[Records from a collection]
════

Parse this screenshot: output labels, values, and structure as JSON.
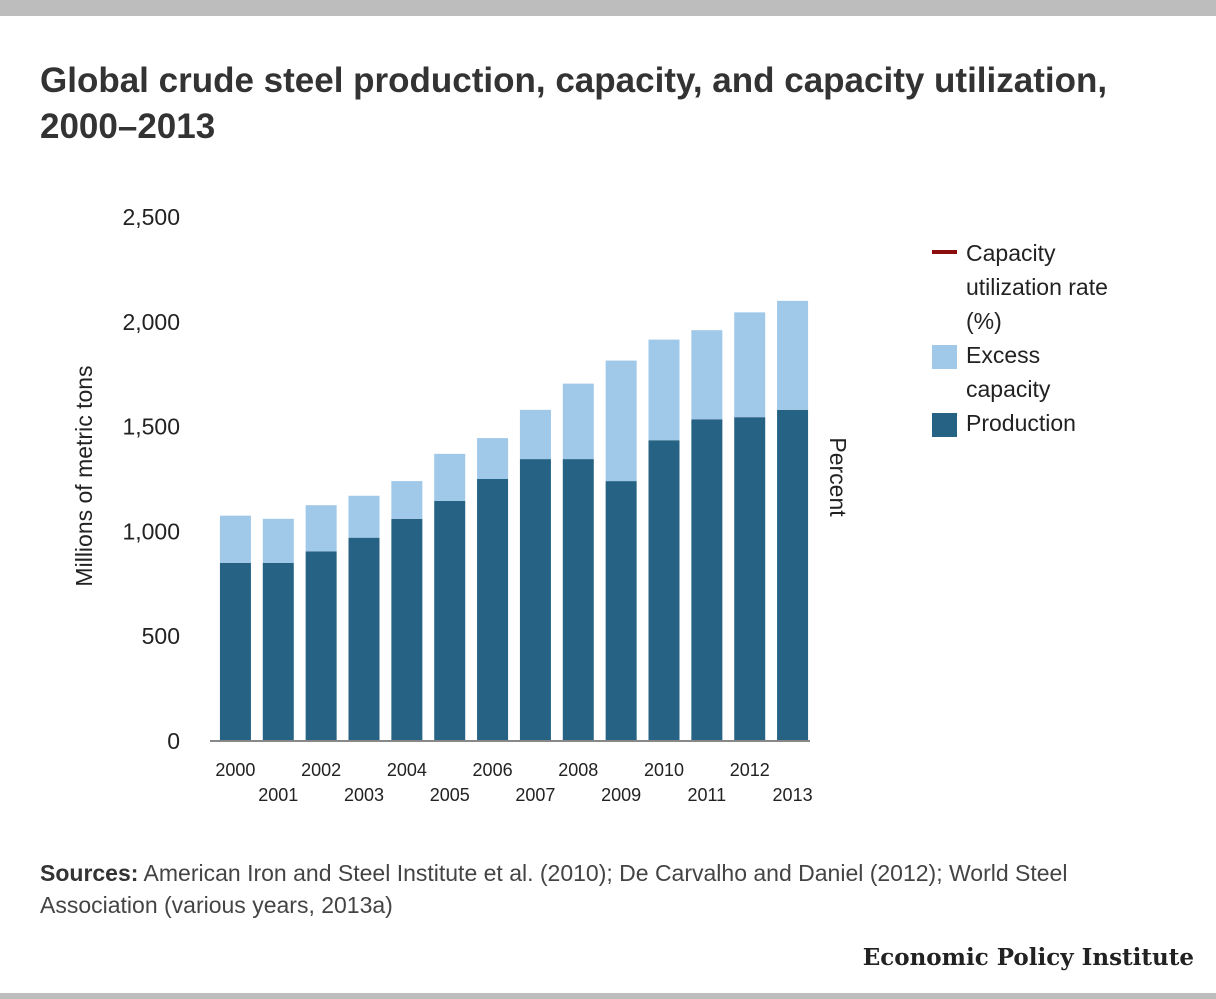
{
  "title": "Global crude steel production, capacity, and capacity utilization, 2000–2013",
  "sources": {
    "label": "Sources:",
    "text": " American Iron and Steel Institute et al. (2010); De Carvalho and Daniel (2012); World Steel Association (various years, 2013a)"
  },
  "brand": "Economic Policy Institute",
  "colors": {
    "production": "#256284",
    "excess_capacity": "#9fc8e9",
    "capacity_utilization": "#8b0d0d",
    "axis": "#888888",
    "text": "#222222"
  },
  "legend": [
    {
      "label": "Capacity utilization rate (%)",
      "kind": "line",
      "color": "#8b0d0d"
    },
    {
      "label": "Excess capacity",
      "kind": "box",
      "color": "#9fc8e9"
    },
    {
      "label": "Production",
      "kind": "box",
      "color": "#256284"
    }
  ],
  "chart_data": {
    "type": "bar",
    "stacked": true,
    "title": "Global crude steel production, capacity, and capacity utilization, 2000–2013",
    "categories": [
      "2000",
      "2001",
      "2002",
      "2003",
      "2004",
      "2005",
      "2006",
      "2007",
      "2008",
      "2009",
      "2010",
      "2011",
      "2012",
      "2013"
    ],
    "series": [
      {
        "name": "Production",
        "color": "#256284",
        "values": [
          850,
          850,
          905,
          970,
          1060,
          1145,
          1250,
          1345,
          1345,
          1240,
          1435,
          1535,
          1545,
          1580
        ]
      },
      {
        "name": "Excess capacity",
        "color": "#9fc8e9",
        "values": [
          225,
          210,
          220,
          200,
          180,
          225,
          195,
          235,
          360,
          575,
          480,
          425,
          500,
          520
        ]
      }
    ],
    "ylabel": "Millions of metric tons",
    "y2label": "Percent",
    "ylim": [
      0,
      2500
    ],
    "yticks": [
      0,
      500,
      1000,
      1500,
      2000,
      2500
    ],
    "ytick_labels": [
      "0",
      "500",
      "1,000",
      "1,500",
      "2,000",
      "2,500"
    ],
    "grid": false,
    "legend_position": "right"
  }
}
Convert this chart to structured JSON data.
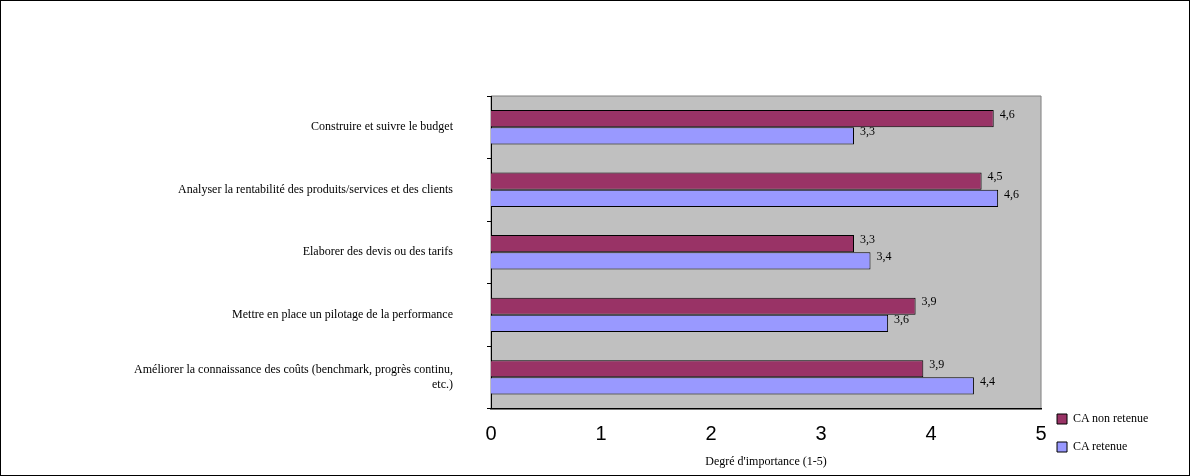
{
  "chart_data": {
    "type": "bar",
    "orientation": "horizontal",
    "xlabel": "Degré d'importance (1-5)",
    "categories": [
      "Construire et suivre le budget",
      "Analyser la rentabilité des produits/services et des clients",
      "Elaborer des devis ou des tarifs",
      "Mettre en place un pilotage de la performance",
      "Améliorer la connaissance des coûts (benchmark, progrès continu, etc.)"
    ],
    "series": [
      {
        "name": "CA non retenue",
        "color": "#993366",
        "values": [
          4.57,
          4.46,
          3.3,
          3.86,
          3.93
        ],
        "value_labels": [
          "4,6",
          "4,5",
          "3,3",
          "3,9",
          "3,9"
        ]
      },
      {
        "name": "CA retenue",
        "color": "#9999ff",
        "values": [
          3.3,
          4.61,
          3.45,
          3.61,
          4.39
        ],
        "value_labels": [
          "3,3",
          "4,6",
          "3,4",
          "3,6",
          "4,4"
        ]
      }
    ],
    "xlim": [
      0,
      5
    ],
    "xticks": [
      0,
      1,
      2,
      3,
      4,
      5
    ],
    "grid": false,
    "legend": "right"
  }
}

════

• [What you should do]: Omit the pictures and output all of the other material exactly.

• [Solution for this task]:
Parse this screenshot: output labels, values, and structure as JSON.
{
  "title": "Global crude steel production, capacity, and capacity utilization, 2000–2013",
  "sources": {
    "label": "Sources:",
    "text": " American Iron and Steel Institute et al. (2010); De Carvalho and Daniel (2012); World Steel Association (various years, 2013a)"
  },
  "brand": "Economic Policy Institute",
  "colors": {
    "production": "#256284",
    "excess_capacity": "#9fc8e9",
    "capacity_utilization": "#8b0d0d",
    "axis": "#888888",
    "text": "#222222"
  },
  "legend": [
    {
      "label": "Capacity utilization rate (%)",
      "kind": "line",
      "color": "#8b0d0d"
    },
    {
      "label": "Excess capacity",
      "kind": "box",
      "color": "#9fc8e9"
    },
    {
      "label": "Production",
      "kind": "box",
      "color": "#256284"
    }
  ],
  "chart_data": {
    "type": "bar",
    "stacked": true,
    "title": "Global crude steel production, capacity, and capacity utilization, 2000–2013",
    "categories": [
      "2000",
      "2001",
      "2002",
      "2003",
      "2004",
      "2005",
      "2006",
      "2007",
      "2008",
      "2009",
      "2010",
      "2011",
      "2012",
      "2013"
    ],
    "series": [
      {
        "name": "Production",
        "color": "#256284",
        "values": [
          850,
          850,
          905,
          970,
          1060,
          1145,
          1250,
          1345,
          1345,
          1240,
          1435,
          1535,
          1545,
          1580
        ]
      },
      {
        "name": "Excess capacity",
        "color": "#9fc8e9",
        "values": [
          225,
          210,
          220,
          200,
          180,
          225,
          195,
          235,
          360,
          575,
          480,
          425,
          500,
          520
        ]
      }
    ],
    "ylabel": "Millions of metric tons",
    "y2label": "Percent",
    "ylim": [
      0,
      2500
    ],
    "yticks": [
      0,
      500,
      1000,
      1500,
      2000,
      2500
    ],
    "ytick_labels": [
      "0",
      "500",
      "1,000",
      "1,500",
      "2,000",
      "2,500"
    ],
    "grid": false,
    "legend_position": "right"
  }
}
Convert this chart to structured JSON data.
{
  "chart_data": {
    "type": "bar",
    "orientation": "horizontal",
    "xlabel": "Degré d'importance (1-5)",
    "categories": [
      "Construire et suivre le budget",
      "Analyser la rentabilité des produits/services et des clients",
      "Elaborer des devis ou des tarifs",
      "Mettre en place un pilotage de la performance",
      "Améliorer la connaissance des coûts (benchmark, progrès continu, etc.)"
    ],
    "series": [
      {
        "name": "CA non retenue",
        "color": "#993366",
        "values": [
          4.57,
          4.46,
          3.3,
          3.86,
          3.93
        ],
        "value_labels": [
          "4,6",
          "4,5",
          "3,3",
          "3,9",
          "3,9"
        ]
      },
      {
        "name": "CA retenue",
        "color": "#9999ff",
        "values": [
          3.3,
          4.61,
          3.45,
          3.61,
          4.39
        ],
        "value_labels": [
          "3,3",
          "4,6",
          "3,4",
          "3,6",
          "4,4"
        ]
      }
    ],
    "xlim": [
      0,
      5
    ],
    "xticks": [
      0,
      1,
      2,
      3,
      4,
      5
    ],
    "grid": false,
    "legend": "right"
  }
}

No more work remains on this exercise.